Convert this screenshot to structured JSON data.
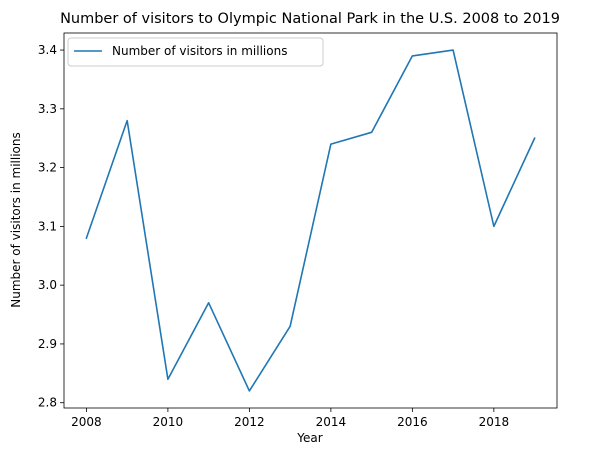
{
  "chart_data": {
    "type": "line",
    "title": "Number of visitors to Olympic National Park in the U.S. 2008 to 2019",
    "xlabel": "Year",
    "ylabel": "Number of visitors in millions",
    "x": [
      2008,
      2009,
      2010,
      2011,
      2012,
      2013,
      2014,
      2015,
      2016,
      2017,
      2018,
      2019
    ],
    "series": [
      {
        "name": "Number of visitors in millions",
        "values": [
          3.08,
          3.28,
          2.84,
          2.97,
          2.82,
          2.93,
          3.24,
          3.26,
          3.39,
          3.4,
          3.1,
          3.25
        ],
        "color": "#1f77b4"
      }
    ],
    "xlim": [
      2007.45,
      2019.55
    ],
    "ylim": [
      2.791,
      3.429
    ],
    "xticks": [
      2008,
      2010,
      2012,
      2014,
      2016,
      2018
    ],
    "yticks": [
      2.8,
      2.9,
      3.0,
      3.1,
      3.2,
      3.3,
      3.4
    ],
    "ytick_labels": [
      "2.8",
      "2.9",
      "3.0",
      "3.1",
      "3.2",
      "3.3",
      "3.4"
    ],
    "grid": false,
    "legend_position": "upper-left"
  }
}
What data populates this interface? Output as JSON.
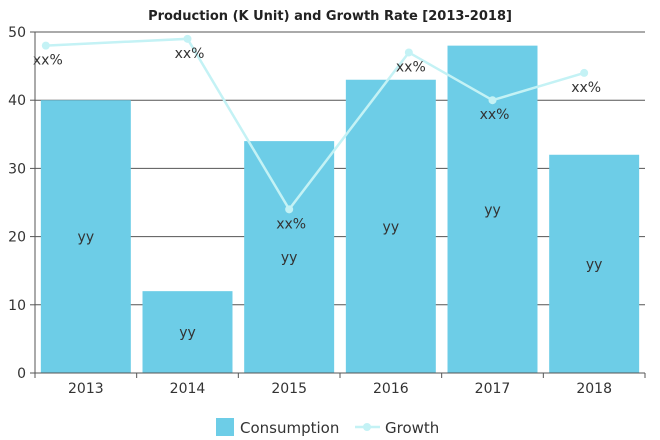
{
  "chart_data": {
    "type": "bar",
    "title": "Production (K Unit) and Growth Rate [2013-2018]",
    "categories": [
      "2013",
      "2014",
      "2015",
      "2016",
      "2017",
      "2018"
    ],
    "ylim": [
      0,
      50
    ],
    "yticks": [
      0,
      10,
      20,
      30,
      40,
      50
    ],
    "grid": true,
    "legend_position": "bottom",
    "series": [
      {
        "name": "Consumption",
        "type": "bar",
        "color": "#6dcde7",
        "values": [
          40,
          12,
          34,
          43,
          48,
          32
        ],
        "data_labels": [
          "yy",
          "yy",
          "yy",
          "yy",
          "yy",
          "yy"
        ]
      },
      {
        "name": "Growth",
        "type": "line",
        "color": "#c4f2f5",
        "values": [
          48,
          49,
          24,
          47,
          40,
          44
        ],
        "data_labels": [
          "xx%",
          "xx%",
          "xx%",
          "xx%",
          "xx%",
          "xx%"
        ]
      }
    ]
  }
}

※

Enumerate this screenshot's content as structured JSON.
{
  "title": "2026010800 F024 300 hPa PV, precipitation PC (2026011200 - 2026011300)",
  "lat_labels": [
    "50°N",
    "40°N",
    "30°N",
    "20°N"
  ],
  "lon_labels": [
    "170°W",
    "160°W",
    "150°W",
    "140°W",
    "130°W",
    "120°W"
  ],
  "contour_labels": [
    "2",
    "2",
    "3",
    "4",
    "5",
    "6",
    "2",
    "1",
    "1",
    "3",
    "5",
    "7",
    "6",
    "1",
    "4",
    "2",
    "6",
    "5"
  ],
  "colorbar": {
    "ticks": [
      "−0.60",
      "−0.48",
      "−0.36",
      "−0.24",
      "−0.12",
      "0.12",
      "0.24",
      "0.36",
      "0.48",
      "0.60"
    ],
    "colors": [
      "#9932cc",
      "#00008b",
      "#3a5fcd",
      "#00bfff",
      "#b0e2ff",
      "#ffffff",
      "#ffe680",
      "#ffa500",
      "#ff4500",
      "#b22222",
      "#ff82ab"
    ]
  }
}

※

SET TASK: Going through the entries above line by line, work out how many lines include the word "screenshot". Only the number is required.

SOLUTION FOR THIS TASK: 2